§ Aim of the exercise
Change every "legend-label" to "legend-text" in the data from the start through the line with "series-line-agsm [208,34,939,547]", keeping everything else the same.

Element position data
--
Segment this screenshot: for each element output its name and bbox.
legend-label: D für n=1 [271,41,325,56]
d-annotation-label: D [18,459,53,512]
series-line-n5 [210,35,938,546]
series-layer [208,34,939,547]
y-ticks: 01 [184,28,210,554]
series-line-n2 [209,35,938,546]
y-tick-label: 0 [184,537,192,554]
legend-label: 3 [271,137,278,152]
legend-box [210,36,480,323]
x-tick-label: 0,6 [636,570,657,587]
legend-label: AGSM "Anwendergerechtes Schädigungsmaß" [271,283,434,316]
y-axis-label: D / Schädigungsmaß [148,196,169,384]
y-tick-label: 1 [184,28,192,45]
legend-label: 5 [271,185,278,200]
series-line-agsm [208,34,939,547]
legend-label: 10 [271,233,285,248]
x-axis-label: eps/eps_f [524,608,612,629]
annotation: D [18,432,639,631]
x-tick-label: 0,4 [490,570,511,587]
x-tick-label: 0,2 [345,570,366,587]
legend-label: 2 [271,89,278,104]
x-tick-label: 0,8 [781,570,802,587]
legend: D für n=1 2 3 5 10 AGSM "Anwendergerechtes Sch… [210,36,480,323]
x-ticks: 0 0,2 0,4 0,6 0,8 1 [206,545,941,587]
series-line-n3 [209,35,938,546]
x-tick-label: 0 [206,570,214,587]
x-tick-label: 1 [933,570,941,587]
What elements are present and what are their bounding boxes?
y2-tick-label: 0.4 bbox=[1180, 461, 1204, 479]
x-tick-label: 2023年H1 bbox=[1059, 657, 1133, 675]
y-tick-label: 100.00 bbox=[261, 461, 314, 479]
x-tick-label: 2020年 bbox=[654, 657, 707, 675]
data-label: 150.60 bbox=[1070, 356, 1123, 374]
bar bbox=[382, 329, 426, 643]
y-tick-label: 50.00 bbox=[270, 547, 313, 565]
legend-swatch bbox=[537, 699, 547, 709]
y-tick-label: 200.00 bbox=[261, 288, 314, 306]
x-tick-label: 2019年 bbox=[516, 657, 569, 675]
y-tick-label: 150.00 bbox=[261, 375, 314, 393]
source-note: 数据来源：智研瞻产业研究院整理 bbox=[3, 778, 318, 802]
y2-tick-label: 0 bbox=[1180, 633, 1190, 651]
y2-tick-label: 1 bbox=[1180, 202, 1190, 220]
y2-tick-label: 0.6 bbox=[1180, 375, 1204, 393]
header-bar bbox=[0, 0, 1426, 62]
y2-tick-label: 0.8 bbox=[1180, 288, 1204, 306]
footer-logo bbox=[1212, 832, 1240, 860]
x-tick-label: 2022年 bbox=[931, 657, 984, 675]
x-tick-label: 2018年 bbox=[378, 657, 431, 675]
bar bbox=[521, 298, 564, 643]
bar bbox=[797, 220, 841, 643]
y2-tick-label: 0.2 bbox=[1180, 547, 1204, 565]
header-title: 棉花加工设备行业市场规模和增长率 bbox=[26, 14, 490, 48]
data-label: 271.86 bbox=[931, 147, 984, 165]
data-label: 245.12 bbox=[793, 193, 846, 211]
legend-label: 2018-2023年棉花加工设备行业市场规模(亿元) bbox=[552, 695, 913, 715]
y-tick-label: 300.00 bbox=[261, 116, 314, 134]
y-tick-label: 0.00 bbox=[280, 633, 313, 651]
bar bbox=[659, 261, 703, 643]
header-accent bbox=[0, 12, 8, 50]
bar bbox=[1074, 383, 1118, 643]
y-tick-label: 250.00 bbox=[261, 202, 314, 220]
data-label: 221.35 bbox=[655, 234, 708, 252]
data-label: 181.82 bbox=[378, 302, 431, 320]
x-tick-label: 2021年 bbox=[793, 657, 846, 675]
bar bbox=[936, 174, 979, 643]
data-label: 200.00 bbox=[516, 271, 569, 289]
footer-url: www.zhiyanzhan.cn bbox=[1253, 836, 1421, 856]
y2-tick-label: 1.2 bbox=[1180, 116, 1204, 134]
--
§ Reply
Segment this screenshot: for each element output its name and bbox.
legend-text: D für n=1 [271,41,325,56]
d-annotation-label: D [18,459,53,512]
series-line-n5 [210,35,938,546]
series-layer [208,34,939,547]
y-ticks: 01 [184,28,210,554]
series-line-n2 [209,35,938,546]
y-tick-label: 0 [184,537,192,554]
legend-text: 3 [271,137,278,152]
legend-box [210,36,480,323]
x-tick-label: 0,6 [636,570,657,587]
legend-text: AGSM "Anwendergerechtes Schädigungsmaß" [271,283,434,316]
y-axis-label: D / Schädigungsmaß [148,196,169,384]
y-tick-label: 1 [184,28,192,45]
legend-text: 5 [271,185,278,200]
series-line-agsm [208,34,939,547]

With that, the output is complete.